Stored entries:
---

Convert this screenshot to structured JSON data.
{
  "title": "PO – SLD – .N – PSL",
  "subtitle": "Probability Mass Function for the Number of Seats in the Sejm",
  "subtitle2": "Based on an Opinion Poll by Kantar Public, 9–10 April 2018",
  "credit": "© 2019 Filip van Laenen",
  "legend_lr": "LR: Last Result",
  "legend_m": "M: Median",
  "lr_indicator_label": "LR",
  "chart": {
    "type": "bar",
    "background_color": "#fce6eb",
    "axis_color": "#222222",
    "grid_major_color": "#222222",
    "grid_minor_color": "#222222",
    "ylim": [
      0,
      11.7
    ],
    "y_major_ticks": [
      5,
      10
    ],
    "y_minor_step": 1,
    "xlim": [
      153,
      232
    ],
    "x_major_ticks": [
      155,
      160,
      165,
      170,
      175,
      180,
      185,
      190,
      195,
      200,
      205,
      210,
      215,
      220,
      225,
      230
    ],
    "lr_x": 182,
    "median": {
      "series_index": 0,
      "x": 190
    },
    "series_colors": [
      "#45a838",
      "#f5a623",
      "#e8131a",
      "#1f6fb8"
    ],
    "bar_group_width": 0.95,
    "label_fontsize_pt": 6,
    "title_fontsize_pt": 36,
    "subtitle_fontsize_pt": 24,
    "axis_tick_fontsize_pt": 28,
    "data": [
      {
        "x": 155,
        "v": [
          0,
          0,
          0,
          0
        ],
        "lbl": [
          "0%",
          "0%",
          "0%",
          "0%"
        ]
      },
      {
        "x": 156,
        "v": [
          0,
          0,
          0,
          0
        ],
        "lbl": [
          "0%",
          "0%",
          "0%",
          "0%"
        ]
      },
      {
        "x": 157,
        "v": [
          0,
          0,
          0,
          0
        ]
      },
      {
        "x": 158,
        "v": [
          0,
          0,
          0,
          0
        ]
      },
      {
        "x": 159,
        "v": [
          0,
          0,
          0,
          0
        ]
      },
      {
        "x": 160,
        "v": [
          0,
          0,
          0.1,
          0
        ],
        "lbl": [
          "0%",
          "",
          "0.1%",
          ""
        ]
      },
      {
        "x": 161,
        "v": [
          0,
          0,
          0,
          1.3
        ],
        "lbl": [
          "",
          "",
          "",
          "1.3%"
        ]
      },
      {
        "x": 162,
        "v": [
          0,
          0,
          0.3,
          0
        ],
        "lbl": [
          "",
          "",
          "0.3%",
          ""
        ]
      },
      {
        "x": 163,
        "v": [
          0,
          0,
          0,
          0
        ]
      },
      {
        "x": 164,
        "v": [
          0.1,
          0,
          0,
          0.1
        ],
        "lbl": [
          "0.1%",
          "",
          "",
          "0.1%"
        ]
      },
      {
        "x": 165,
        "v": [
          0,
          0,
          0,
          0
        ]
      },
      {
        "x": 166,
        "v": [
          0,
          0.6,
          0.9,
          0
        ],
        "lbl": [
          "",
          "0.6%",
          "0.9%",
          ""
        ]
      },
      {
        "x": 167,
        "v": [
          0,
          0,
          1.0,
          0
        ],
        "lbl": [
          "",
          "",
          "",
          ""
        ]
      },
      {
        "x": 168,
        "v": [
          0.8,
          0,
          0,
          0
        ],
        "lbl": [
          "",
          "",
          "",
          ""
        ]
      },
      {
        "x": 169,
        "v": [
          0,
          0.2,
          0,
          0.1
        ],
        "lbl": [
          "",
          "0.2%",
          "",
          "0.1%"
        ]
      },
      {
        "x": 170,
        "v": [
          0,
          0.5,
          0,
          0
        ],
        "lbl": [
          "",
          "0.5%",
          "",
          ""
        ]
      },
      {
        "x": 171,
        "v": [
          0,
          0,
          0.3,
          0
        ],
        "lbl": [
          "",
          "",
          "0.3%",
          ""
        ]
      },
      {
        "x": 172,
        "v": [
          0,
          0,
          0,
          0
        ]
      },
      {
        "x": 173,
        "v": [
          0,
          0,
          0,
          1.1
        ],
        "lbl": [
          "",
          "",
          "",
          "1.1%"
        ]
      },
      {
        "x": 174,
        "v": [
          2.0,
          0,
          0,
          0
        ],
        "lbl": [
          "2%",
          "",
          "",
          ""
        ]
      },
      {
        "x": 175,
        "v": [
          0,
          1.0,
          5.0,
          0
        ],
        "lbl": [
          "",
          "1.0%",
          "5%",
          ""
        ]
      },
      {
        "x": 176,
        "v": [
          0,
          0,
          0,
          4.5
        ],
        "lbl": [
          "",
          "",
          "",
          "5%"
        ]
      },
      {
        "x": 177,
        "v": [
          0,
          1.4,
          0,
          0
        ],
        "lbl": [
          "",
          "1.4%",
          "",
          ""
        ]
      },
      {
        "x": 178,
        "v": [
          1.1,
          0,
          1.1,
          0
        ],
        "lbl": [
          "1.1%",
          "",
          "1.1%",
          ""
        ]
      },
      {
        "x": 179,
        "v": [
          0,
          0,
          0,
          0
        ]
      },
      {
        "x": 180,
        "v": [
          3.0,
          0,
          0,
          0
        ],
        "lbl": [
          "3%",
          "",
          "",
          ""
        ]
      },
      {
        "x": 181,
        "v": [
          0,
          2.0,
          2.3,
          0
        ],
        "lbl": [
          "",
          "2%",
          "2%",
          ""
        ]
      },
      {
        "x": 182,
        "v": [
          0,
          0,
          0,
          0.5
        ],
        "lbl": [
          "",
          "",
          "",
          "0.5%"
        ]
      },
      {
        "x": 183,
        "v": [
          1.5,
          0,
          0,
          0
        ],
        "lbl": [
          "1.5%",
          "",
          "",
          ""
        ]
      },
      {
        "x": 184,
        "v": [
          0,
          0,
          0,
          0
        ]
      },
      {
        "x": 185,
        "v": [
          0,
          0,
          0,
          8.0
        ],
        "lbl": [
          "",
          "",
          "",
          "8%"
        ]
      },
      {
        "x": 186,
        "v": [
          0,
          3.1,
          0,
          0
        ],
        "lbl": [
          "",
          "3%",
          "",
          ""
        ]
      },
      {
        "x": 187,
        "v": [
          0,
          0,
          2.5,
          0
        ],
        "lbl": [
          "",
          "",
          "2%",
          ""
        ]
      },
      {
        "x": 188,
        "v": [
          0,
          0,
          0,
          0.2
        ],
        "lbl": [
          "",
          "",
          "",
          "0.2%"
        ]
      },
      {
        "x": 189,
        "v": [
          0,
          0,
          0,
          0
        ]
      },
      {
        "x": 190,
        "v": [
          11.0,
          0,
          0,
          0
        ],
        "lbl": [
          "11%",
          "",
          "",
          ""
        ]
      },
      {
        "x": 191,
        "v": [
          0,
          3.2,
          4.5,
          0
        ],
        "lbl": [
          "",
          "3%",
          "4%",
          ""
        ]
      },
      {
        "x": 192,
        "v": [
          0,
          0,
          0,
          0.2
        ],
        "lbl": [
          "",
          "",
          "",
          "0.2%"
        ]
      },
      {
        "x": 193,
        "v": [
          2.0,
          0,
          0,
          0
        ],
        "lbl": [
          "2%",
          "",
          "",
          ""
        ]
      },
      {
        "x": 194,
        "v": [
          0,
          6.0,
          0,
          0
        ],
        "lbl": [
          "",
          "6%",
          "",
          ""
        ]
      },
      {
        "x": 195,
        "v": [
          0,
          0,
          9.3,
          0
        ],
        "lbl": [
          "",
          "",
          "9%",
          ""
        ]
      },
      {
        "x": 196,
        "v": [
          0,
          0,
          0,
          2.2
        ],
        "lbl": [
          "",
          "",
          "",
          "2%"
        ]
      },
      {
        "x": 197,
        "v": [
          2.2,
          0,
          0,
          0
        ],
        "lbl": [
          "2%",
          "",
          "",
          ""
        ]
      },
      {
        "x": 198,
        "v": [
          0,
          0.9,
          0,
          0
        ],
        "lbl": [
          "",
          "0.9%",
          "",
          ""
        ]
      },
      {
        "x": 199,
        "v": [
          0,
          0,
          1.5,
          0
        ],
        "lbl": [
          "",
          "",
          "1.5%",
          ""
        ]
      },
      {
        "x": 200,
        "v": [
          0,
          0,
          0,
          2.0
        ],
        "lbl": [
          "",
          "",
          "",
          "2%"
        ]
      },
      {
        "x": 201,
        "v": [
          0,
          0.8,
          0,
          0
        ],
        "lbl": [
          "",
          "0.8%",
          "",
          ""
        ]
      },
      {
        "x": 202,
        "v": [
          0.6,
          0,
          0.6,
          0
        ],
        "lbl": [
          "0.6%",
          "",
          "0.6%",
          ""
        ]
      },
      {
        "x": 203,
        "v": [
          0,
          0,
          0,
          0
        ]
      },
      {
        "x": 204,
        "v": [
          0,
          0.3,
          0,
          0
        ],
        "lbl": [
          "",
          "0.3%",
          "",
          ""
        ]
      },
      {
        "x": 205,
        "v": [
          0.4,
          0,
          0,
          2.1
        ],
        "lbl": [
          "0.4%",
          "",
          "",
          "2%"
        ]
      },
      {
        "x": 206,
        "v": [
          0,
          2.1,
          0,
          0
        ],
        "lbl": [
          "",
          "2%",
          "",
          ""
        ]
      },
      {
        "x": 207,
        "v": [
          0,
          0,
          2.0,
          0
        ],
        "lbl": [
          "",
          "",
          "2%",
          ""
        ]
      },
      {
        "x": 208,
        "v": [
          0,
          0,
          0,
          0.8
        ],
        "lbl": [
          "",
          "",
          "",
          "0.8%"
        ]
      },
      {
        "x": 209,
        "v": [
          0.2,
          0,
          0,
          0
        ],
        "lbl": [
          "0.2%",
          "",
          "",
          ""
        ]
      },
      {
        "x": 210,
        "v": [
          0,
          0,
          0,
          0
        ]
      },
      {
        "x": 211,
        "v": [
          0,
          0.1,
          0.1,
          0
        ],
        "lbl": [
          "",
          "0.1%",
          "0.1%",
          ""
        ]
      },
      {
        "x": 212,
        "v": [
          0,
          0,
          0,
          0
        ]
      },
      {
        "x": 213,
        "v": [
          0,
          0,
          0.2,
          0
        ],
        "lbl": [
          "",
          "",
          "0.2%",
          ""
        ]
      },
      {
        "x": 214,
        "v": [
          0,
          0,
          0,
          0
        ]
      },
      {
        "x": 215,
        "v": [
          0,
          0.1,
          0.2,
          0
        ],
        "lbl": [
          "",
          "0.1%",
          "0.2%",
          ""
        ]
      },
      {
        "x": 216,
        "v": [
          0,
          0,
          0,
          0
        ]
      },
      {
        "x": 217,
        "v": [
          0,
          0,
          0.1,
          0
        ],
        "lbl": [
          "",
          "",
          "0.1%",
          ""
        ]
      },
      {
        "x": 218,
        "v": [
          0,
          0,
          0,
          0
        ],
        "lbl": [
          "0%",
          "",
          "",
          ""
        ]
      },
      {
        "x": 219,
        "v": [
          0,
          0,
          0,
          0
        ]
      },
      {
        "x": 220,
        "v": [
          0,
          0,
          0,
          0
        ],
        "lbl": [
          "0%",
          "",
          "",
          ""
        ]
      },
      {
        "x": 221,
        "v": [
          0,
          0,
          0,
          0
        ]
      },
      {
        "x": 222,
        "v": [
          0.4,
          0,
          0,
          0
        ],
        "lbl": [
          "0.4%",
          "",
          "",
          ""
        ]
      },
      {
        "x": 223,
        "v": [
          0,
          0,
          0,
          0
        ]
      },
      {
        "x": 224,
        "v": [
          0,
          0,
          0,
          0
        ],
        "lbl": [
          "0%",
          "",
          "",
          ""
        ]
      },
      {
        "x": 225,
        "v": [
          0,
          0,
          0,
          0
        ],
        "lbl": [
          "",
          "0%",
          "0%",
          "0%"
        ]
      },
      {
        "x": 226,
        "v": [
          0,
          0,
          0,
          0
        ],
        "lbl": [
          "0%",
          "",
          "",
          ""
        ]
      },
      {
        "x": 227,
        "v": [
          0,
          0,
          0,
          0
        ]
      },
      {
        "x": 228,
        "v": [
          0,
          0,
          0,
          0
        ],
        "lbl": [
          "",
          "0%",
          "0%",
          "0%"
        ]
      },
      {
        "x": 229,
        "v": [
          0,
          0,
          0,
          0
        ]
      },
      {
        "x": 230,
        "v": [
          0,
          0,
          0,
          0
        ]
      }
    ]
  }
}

---

Task details ->
Identify the lines in the entries above that contain "data", then copy them out.

Solved exercise ->
Convert this screenshot to structured JSON data.
    "data": [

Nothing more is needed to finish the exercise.